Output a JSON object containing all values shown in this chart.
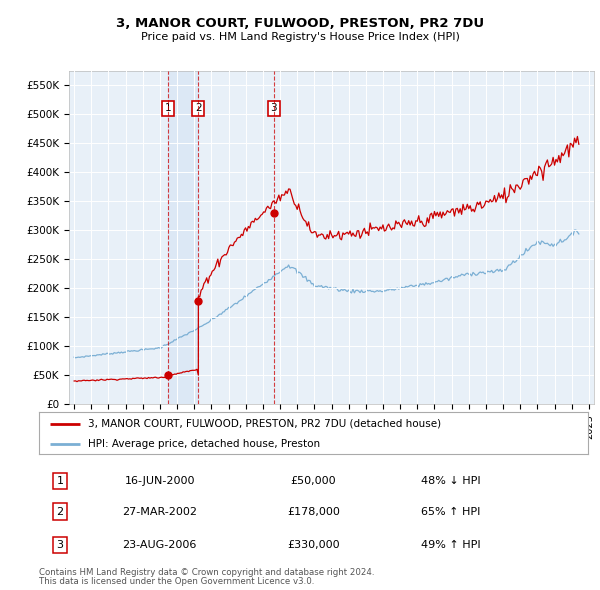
{
  "title": "3, MANOR COURT, FULWOOD, PRESTON, PR2 7DU",
  "subtitle": "Price paid vs. HM Land Registry's House Price Index (HPI)",
  "legend_line1": "3, MANOR COURT, FULWOOD, PRESTON, PR2 7DU (detached house)",
  "legend_line2": "HPI: Average price, detached house, Preston",
  "footer1": "Contains HM Land Registry data © Crown copyright and database right 2024.",
  "footer2": "This data is licensed under the Open Government Licence v3.0.",
  "transactions": [
    {
      "num": 1,
      "price": 50000,
      "x_year": 2000.46
    },
    {
      "num": 2,
      "price": 178000,
      "x_year": 2002.24
    },
    {
      "num": 3,
      "price": 330000,
      "x_year": 2006.64
    }
  ],
  "transaction_labels": [
    {
      "num": "1",
      "date": "16-JUN-2000",
      "price": "£50,000",
      "desc": "48% ↓ HPI"
    },
    {
      "num": "2",
      "date": "27-MAR-2002",
      "price": "£178,000",
      "desc": "65% ↑ HPI"
    },
    {
      "num": "3",
      "date": "23-AUG-2006",
      "price": "£330,000",
      "desc": "49% ↑ HPI"
    }
  ],
  "plot_color_red": "#cc0000",
  "plot_color_blue": "#7bafd4",
  "shade_color": "#dce8f5",
  "background_color": "#e8f0f8",
  "ylim": [
    0,
    575000
  ],
  "yticks": [
    0,
    50000,
    100000,
    150000,
    200000,
    250000,
    300000,
    350000,
    400000,
    450000,
    500000,
    550000
  ],
  "xlim_start": 1994.7,
  "xlim_end": 2025.3
}
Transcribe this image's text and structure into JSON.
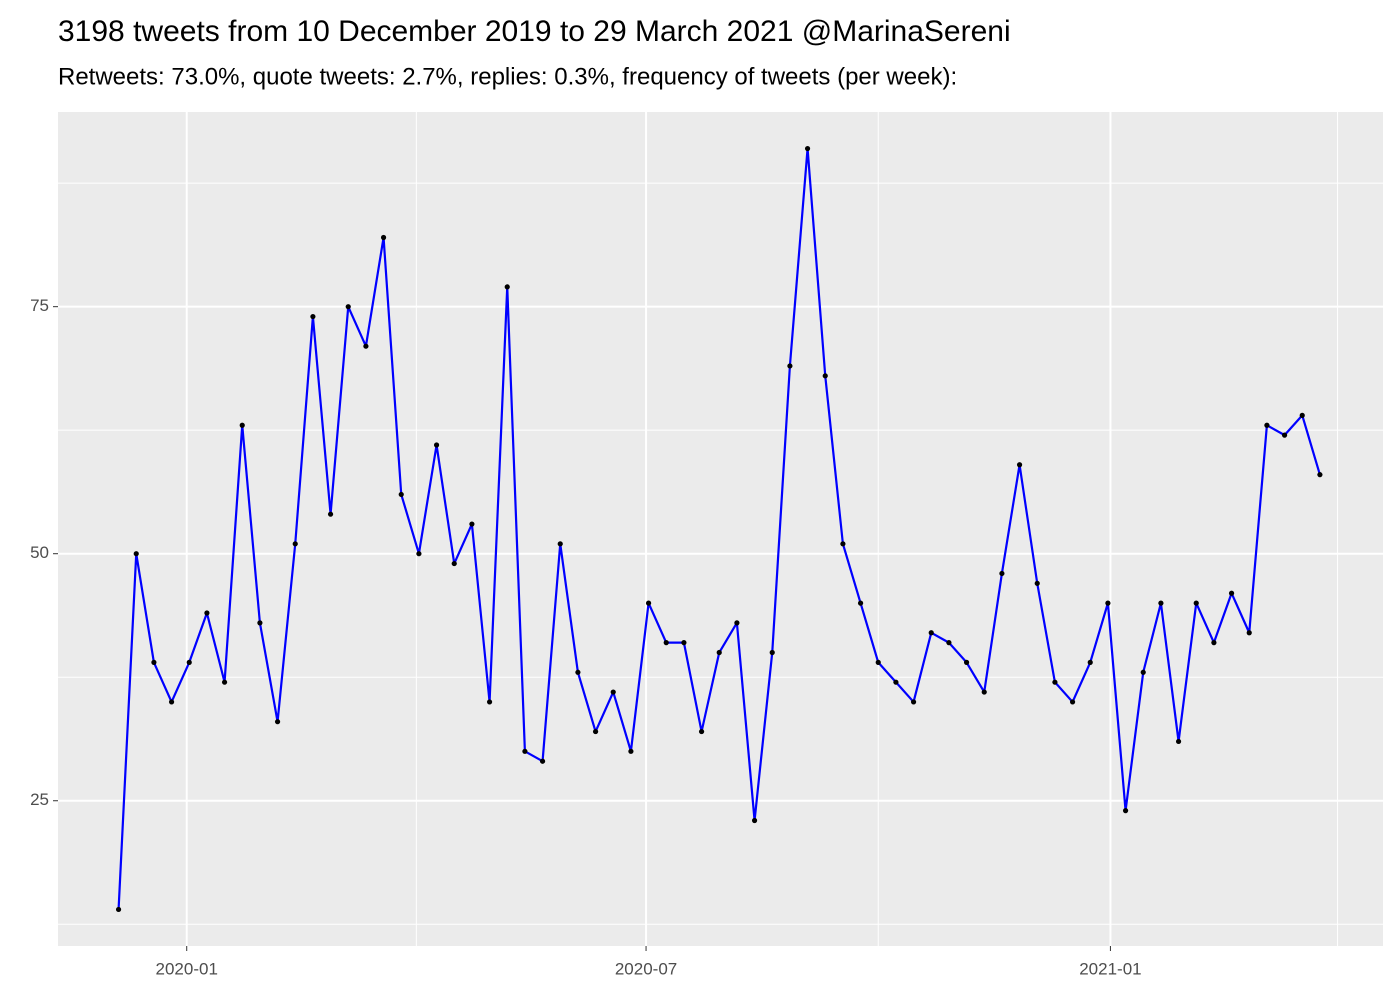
{
  "chart_data": {
    "type": "line",
    "title": "3198 tweets from 10 December 2019 to 29 March 2021 @MarinaSereni",
    "subtitle": "Retweets: 73.0%, quote tweets: 2.7%, replies: 0.3%, frequency of tweets (per week):",
    "x": [
      "2019-12-05",
      "2019-12-12",
      "2019-12-19",
      "2019-12-26",
      "2020-01-02",
      "2020-01-09",
      "2020-01-16",
      "2020-01-23",
      "2020-01-30",
      "2020-02-06",
      "2020-02-13",
      "2020-02-20",
      "2020-02-27",
      "2020-03-05",
      "2020-03-12",
      "2020-03-19",
      "2020-03-26",
      "2020-04-02",
      "2020-04-09",
      "2020-04-16",
      "2020-04-23",
      "2020-04-30",
      "2020-05-07",
      "2020-05-14",
      "2020-05-21",
      "2020-05-28",
      "2020-06-04",
      "2020-06-11",
      "2020-06-18",
      "2020-06-25",
      "2020-07-02",
      "2020-07-09",
      "2020-07-16",
      "2020-07-23",
      "2020-07-30",
      "2020-08-06",
      "2020-08-13",
      "2020-08-20",
      "2020-08-27",
      "2020-09-03",
      "2020-09-10",
      "2020-09-17",
      "2020-09-24",
      "2020-10-01",
      "2020-10-08",
      "2020-10-15",
      "2020-10-22",
      "2020-10-29",
      "2020-11-05",
      "2020-11-12",
      "2020-11-19",
      "2020-11-26",
      "2020-12-03",
      "2020-12-10",
      "2020-12-17",
      "2020-12-24",
      "2020-12-31",
      "2021-01-07",
      "2021-01-14",
      "2021-01-21",
      "2021-01-28",
      "2021-02-04",
      "2021-02-11",
      "2021-02-18",
      "2021-02-25",
      "2021-03-04",
      "2021-03-11",
      "2021-03-18",
      "2021-03-25"
    ],
    "values": [
      14,
      50,
      39,
      35,
      39,
      44,
      37,
      63,
      43,
      33,
      51,
      74,
      54,
      75,
      71,
      82,
      56,
      50,
      61,
      49,
      53,
      35,
      77,
      30,
      29,
      51,
      38,
      32,
      36,
      30,
      45,
      41,
      41,
      32,
      40,
      43,
      23,
      40,
      69,
      91,
      68,
      51,
      45,
      39,
      37,
      35,
      42,
      41,
      39,
      36,
      48,
      59,
      47,
      37,
      35,
      39,
      45,
      24,
      38,
      45,
      31,
      45,
      41,
      46,
      42,
      63,
      62,
      64,
      58
    ],
    "color": "#0000ff",
    "point_color": "#000000",
    "xlim": [
      "2019-11-11",
      "2021-04-19"
    ],
    "xticks": [
      {
        "value": "2020-01-01",
        "label": "2020-01"
      },
      {
        "value": "2020-07-01",
        "label": "2020-07"
      },
      {
        "value": "2021-01-01",
        "label": "2021-01"
      }
    ],
    "xminorticks": [
      "2020-04-01",
      "2020-10-01",
      "2021-04-01"
    ],
    "ylim": [
      10.3,
      94.7
    ],
    "yticks": [
      25,
      50,
      75
    ],
    "yminorticks": [
      12.5,
      37.5,
      62.5,
      87.5
    ],
    "grid": true
  }
}
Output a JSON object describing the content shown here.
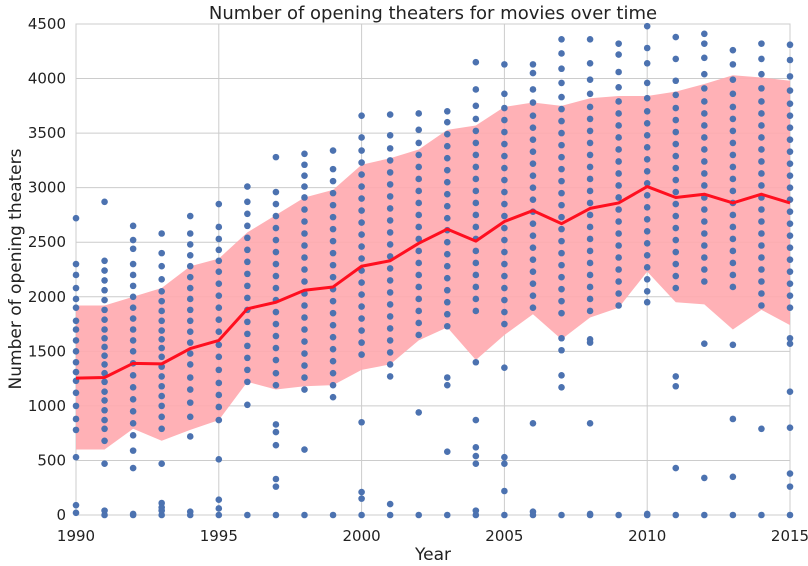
{
  "chart_data": {
    "type": "scatter",
    "title": "Number of opening theaters for movies over time",
    "xlabel": "Year",
    "ylabel": "Number of opening theaters",
    "xlim": [
      1990,
      2015
    ],
    "ylim": [
      0,
      4500
    ],
    "xticks": [
      1990,
      1995,
      2000,
      2005,
      2010,
      2015
    ],
    "yticks": [
      0,
      500,
      1000,
      1500,
      2000,
      2500,
      3000,
      3500,
      4000,
      4500
    ],
    "grid": true,
    "colors": {
      "points": "#4c72b0",
      "mean_line": "#ff0f1f",
      "band": "#ffa8ae",
      "grid": "#cccccc"
    },
    "mean_line": {
      "x": [
        1990,
        1991,
        1992,
        1993,
        1994,
        1995,
        1996,
        1997,
        1998,
        1999,
        2000,
        2001,
        2002,
        2003,
        2004,
        2005,
        2006,
        2007,
        2008,
        2009,
        2010,
        2011,
        2012,
        2013,
        2014,
        2015
      ],
      "y": [
        1255,
        1260,
        1390,
        1385,
        1525,
        1600,
        1890,
        1950,
        2060,
        2090,
        2280,
        2330,
        2490,
        2620,
        2510,
        2690,
        2790,
        2670,
        2810,
        2860,
        3010,
        2910,
        2940,
        2860,
        2940,
        2860
      ]
    },
    "band": {
      "x": [
        1990,
        1991,
        1992,
        1993,
        1994,
        1995,
        1996,
        1997,
        1998,
        1999,
        2000,
        2001,
        2002,
        2003,
        2004,
        2005,
        2006,
        2007,
        2008,
        2009,
        2010,
        2011,
        2012,
        2013,
        2014,
        2015
      ],
      "lower": [
        600,
        600,
        790,
        680,
        780,
        870,
        1220,
        1150,
        1180,
        1190,
        1330,
        1380,
        1600,
        1720,
        1420,
        1650,
        1840,
        1610,
        1810,
        1900,
        2230,
        1950,
        1930,
        1700,
        1880,
        1740
      ],
      "upper": [
        1920,
        1920,
        2000,
        2080,
        2280,
        2350,
        2590,
        2750,
        2910,
        2980,
        3210,
        3270,
        3350,
        3530,
        3570,
        3740,
        3780,
        3750,
        3820,
        3840,
        3840,
        3880,
        3950,
        4030,
        4010,
        3980
      ]
    },
    "points_per_year": [
      {
        "year": 1990,
        "values": [
          20,
          90,
          530,
          780,
          880,
          1000,
          1120,
          1230,
          1310,
          1400,
          1500,
          1600,
          1700,
          1780,
          1900,
          1980,
          2080,
          2200,
          2300,
          2720
        ]
      },
      {
        "year": 1991,
        "values": [
          0,
          40,
          470,
          680,
          790,
          870,
          960,
          1050,
          1130,
          1220,
          1300,
          1380,
          1460,
          1540,
          1620,
          1700,
          1790,
          1880,
          1970,
          2060,
          2150,
          2240,
          2330,
          2870
        ]
      },
      {
        "year": 1992,
        "values": [
          0,
          10,
          430,
          590,
          730,
          840,
          950,
          1060,
          1170,
          1280,
          1390,
          1500,
          1600,
          1700,
          1800,
          1900,
          2000,
          2100,
          2200,
          2300,
          2440,
          2520,
          2650
        ]
      },
      {
        "year": 1993,
        "values": [
          0,
          40,
          70,
          110,
          470,
          790,
          900,
          1000,
          1090,
          1180,
          1270,
          1360,
          1450,
          1530,
          1610,
          1690,
          1780,
          1870,
          1960,
          2050,
          2160,
          2280,
          2400,
          2580
        ]
      },
      {
        "year": 1994,
        "values": [
          0,
          30,
          720,
          900,
          1030,
          1150,
          1260,
          1380,
          1480,
          1580,
          1680,
          1780,
          1880,
          1980,
          2080,
          2180,
          2280,
          2380,
          2480,
          2580,
          2740
        ]
      },
      {
        "year": 1995,
        "values": [
          0,
          60,
          140,
          510,
          870,
          990,
          1100,
          1210,
          1330,
          1450,
          1560,
          1680,
          1790,
          1900,
          2010,
          2120,
          2230,
          2330,
          2430,
          2530,
          2640,
          2850
        ]
      },
      {
        "year": 1996,
        "values": [
          0,
          1010,
          1220,
          1330,
          1440,
          1550,
          1660,
          1770,
          1880,
          1990,
          2100,
          2210,
          2320,
          2430,
          2540,
          2650,
          2760,
          2870,
          3010
        ]
      },
      {
        "year": 1997,
        "values": [
          0,
          260,
          330,
          640,
          760,
          830,
          1190,
          1300,
          1420,
          1530,
          1640,
          1750,
          1860,
          1970,
          2080,
          2190,
          2300,
          2410,
          2520,
          2630,
          2740,
          2850,
          2960,
          3280
        ]
      },
      {
        "year": 1998,
        "values": [
          0,
          600,
          1150,
          1260,
          1370,
          1480,
          1590,
          1700,
          1810,
          1920,
          2030,
          2140,
          2250,
          2360,
          2470,
          2580,
          2690,
          2800,
          2910,
          3010,
          3110,
          3210,
          3310
        ]
      },
      {
        "year": 1999,
        "values": [
          0,
          1080,
          1190,
          1300,
          1410,
          1520,
          1630,
          1740,
          1850,
          1960,
          2070,
          2180,
          2290,
          2400,
          2510,
          2620,
          2730,
          2840,
          2950,
          3060,
          3170,
          3340
        ]
      },
      {
        "year": 2000,
        "values": [
          0,
          150,
          210,
          850,
          1470,
          1580,
          1690,
          1800,
          1910,
          2020,
          2130,
          2240,
          2350,
          2460,
          2570,
          2680,
          2790,
          2900,
          3010,
          3120,
          3230,
          3340,
          3460,
          3660
        ]
      },
      {
        "year": 2001,
        "values": [
          0,
          100,
          1270,
          1380,
          1490,
          1600,
          1710,
          1820,
          1930,
          2040,
          2150,
          2260,
          2370,
          2480,
          2590,
          2700,
          2810,
          2920,
          3030,
          3140,
          3250,
          3360,
          3480,
          3670
        ]
      },
      {
        "year": 2002,
        "values": [
          0,
          940,
          1650,
          1760,
          1870,
          1980,
          2090,
          2200,
          2310,
          2420,
          2530,
          2640,
          2750,
          2860,
          2970,
          3080,
          3190,
          3300,
          3410,
          3530,
          3680
        ]
      },
      {
        "year": 2003,
        "values": [
          0,
          580,
          1190,
          1260,
          1730,
          1840,
          1950,
          2060,
          2170,
          2280,
          2390,
          2500,
          2610,
          2720,
          2830,
          2940,
          3050,
          3160,
          3270,
          3380,
          3490,
          3600,
          3700
        ]
      },
      {
        "year": 2004,
        "values": [
          0,
          40,
          470,
          540,
          620,
          870,
          1400,
          1870,
          1980,
          2090,
          2200,
          2310,
          2420,
          2530,
          2640,
          2750,
          2860,
          2970,
          3080,
          3190,
          3300,
          3410,
          3520,
          3630,
          3750,
          3900,
          4150
        ]
      },
      {
        "year": 2005,
        "values": [
          0,
          220,
          470,
          530,
          1350,
          1750,
          1860,
          1970,
          2080,
          2190,
          2300,
          2410,
          2520,
          2630,
          2740,
          2850,
          2960,
          3070,
          3180,
          3290,
          3400,
          3510,
          3620,
          3730,
          3860,
          4130
        ]
      },
      {
        "year": 2006,
        "values": [
          0,
          30,
          840,
          1900,
          2010,
          2120,
          2230,
          2340,
          2450,
          2560,
          2670,
          2780,
          2890,
          3000,
          3110,
          3220,
          3330,
          3440,
          3550,
          3660,
          3780,
          3900,
          4050,
          4130
        ]
      },
      {
        "year": 2007,
        "values": [
          0,
          1170,
          1280,
          1510,
          1620,
          1850,
          1960,
          2070,
          2180,
          2290,
          2400,
          2510,
          2620,
          2730,
          2840,
          2950,
          3060,
          3170,
          3280,
          3390,
          3500,
          3610,
          3720,
          3830,
          3960,
          4090,
          4230,
          4360
        ]
      },
      {
        "year": 2008,
        "values": [
          0,
          10,
          840,
          1580,
          1610,
          1870,
          1980,
          2090,
          2200,
          2310,
          2420,
          2530,
          2640,
          2750,
          2860,
          2970,
          3080,
          3190,
          3300,
          3410,
          3520,
          3630,
          3740,
          3860,
          3990,
          4140,
          4360
        ]
      },
      {
        "year": 2009,
        "values": [
          0,
          1920,
          2030,
          2140,
          2250,
          2360,
          2470,
          2580,
          2690,
          2800,
          2910,
          3020,
          3130,
          3240,
          3350,
          3460,
          3570,
          3680,
          3790,
          3920,
          4060,
          4220,
          4320
        ]
      },
      {
        "year": 2010,
        "values": [
          0,
          10,
          1950,
          2050,
          2160,
          2270,
          2380,
          2490,
          2600,
          2710,
          2820,
          2930,
          3040,
          3150,
          3260,
          3370,
          3480,
          3590,
          3700,
          3820,
          3960,
          4140,
          4280,
          4480
        ]
      },
      {
        "year": 2011,
        "values": [
          0,
          430,
          1180,
          1270,
          2080,
          2190,
          2300,
          2410,
          2520,
          2630,
          2740,
          2850,
          2960,
          3070,
          3180,
          3290,
          3400,
          3510,
          3620,
          3730,
          3850,
          3980,
          4180,
          4380
        ]
      },
      {
        "year": 2012,
        "values": [
          0,
          340,
          1570,
          2140,
          2250,
          2360,
          2470,
          2580,
          2690,
          2800,
          2910,
          3020,
          3130,
          3240,
          3350,
          3460,
          3570,
          3680,
          3790,
          3910,
          4040,
          4190,
          4320,
          4410
        ]
      },
      {
        "year": 2013,
        "values": [
          0,
          350,
          880,
          1560,
          2090,
          2200,
          2310,
          2420,
          2530,
          2640,
          2750,
          2860,
          2970,
          3080,
          3190,
          3300,
          3410,
          3520,
          3630,
          3740,
          3860,
          3990,
          4130,
          4260
        ]
      },
      {
        "year": 2014,
        "values": [
          0,
          790,
          1920,
          2030,
          2140,
          2250,
          2360,
          2470,
          2580,
          2690,
          2800,
          2910,
          3020,
          3130,
          3240,
          3350,
          3460,
          3570,
          3680,
          3790,
          3910,
          4040,
          4180,
          4320
        ]
      },
      {
        "year": 2015,
        "values": [
          0,
          260,
          380,
          800,
          1130,
          1570,
          1620,
          1900,
          2010,
          2120,
          2230,
          2340,
          2450,
          2560,
          2670,
          2780,
          2890,
          3000,
          3110,
          3220,
          3330,
          3440,
          3550,
          3660,
          3770,
          3890,
          4020,
          4170,
          4310
        ]
      }
    ]
  }
}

# # # # # # #

Exercise requirements ->
Which lines include the word "Land"? List them all.

Finished task ->
  "subtitle": "Price paid vs. HM Land Registry's House Price Index (HPI)",
  "footer1": "Contains HM Land Registry data © Crown copyright and database right 2024.",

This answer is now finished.